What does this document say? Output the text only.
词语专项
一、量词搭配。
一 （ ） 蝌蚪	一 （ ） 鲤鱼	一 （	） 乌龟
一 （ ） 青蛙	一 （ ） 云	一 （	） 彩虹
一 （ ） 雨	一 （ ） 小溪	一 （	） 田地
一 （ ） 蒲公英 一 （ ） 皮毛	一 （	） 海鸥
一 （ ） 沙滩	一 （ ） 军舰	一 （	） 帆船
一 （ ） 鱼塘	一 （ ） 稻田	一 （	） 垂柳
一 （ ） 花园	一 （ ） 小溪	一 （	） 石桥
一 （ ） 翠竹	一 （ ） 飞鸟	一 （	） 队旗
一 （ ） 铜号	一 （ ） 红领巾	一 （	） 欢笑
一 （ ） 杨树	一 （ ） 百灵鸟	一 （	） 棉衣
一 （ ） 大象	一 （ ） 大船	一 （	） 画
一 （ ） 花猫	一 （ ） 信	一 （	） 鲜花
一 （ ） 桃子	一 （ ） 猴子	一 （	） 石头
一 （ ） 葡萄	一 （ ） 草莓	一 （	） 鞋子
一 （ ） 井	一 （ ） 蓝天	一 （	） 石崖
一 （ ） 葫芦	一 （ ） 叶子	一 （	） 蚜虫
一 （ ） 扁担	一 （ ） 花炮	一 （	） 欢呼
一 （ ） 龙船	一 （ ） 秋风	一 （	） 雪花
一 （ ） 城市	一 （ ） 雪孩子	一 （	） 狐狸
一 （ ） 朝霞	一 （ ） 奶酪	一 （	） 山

⁂

__WHAT YOU ARE ASKED TO DO__: Return every line exactly.

__FULL SOLUTION__:
What does this document say? Output the text only.
词语专项
一、量词搭配。
一 （ ） 蝌蚪	一 （ ） 鲤鱼	一 （	） 乌龟
一 （ ） 青蛙	一 （ ） 云	一 （	） 彩虹
一 （ ） 雨	一 （ ） 小溪	一 （	） 田地
一 （ ） 蒲公英 一 （ ） 皮毛	一 （	） 海鸥
一 （ ） 沙滩	一 （ ） 军舰	一 （	） 帆船
一 （ ） 鱼塘	一 （ ） 稻田	一 （	） 垂柳
一 （ ） 花园	一 （ ） 小溪	一 （	） 石桥
一 （ ） 翠竹	一 （ ） 飞鸟	一 （	） 队旗
一 （ ） 铜号	一 （ ） 红领巾	一 （	） 欢笑
一 （ ） 杨树	一 （ ） 百灵鸟	一 （	） 棉衣
一 （ ） 大象	一 （ ） 大船	一 （	） 画
一 （ ） 花猫	一 （ ） 信	一 （	） 鲜花
一 （ ） 桃子	一 （ ） 猴子	一 （	） 石头
一 （ ） 葡萄	一 （ ） 草莓	一 （	） 鞋子
一 （ ） 井	一 （ ） 蓝天	一 （	） 石崖
一 （ ） 葫芦	一 （ ） 叶子	一 （	） 蚜虫
一 （ ） 扁担	一 （ ） 花炮	一 （	） 欢呼
一 （ ） 龙船	一 （ ） 秋风	一 （	） 雪花
一 （ ） 城市	一 （ ） 雪孩子	一 （	） 狐狸
一 （ ） 朝霞	一 （ ） 奶酪	一 （	） 山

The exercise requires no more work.